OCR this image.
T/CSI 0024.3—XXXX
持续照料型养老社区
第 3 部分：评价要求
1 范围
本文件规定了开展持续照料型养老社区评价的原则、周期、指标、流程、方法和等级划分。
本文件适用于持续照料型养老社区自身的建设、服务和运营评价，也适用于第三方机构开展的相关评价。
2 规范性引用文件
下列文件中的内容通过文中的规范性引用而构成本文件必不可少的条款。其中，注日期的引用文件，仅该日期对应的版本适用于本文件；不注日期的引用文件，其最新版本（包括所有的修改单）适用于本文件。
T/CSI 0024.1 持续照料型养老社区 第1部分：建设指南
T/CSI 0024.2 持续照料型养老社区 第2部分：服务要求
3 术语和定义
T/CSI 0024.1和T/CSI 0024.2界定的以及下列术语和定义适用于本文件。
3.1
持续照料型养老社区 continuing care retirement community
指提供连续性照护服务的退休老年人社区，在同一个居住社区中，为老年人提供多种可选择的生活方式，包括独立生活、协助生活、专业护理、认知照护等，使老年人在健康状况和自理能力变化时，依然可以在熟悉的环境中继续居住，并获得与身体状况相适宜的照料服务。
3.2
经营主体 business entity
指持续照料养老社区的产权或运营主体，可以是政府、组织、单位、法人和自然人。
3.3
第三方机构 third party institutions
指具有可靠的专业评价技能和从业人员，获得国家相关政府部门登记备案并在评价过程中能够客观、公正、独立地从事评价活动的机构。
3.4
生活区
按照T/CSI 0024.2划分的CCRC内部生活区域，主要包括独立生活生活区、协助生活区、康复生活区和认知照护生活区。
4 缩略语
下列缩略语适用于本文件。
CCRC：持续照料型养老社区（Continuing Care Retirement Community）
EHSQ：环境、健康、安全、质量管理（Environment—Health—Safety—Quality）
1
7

★ ★ ★

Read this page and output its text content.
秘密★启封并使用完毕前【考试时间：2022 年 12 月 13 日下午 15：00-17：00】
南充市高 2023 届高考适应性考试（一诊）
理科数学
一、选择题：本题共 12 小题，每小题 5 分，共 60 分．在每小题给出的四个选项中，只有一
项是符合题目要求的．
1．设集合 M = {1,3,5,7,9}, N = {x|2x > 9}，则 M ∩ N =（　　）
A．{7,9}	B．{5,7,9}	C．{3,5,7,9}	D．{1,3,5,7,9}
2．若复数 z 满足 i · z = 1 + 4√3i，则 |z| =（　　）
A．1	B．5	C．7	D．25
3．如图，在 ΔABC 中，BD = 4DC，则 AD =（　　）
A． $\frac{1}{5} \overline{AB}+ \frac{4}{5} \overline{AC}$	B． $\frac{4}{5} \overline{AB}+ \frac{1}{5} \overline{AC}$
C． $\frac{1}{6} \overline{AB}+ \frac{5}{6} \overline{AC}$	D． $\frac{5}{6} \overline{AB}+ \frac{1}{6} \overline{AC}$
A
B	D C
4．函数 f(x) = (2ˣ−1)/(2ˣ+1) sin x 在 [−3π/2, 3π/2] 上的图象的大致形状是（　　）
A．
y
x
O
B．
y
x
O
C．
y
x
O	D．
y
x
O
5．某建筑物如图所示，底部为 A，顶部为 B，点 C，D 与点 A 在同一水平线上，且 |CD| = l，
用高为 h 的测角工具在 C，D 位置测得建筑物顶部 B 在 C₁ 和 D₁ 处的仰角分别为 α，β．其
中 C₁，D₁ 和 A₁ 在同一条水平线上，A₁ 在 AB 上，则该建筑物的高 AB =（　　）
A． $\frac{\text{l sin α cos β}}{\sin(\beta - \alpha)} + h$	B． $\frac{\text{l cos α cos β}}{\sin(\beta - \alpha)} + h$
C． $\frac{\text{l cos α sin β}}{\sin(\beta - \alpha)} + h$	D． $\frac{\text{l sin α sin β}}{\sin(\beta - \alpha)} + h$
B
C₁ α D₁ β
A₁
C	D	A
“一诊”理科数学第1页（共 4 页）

★ ★ ★

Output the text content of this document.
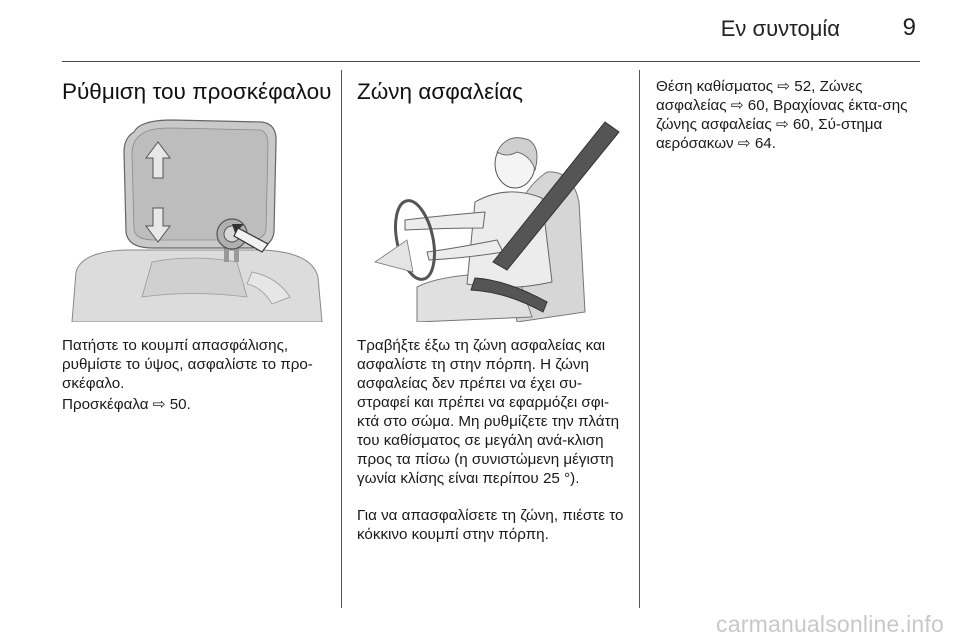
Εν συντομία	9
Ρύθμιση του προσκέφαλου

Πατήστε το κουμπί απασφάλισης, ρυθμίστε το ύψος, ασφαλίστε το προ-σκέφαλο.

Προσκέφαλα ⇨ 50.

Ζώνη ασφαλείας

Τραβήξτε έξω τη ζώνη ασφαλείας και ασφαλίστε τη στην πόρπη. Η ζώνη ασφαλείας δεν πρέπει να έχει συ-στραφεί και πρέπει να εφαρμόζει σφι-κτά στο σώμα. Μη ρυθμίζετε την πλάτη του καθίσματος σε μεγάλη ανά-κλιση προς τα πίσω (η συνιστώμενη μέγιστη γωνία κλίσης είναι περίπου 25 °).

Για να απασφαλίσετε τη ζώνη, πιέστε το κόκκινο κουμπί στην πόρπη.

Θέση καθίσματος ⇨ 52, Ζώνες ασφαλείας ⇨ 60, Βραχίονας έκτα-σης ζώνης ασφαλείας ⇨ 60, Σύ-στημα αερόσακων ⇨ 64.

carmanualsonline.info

★ ★ ★

▶ [Set exercise]
Pick out each line containing the string "ασφαλίστε" and copy it.

▶ [Answer]
Πατήστε το κουμπί απασφάλισης, ρυθμίστε το ύψος, ασφαλίστε το προ-σκέφαλο.
Τραβήξτε έξω τη ζώνη ασφαλείας και ασφαλίστε τη στην πόρπη. Η ζώνη ασφαλείας δεν πρέπει να έχει συ-στραφεί και πρέπει να εφαρμόζει σφι-κτά στο σώμα. Μη ρυθμίζετε την πλάτη του καθίσματος σε μεγάλη ανά-κλιση προς τα πίσω (η συνιστώμενη μέγιστη γωνία κλίσης είναι περίπου 25 °).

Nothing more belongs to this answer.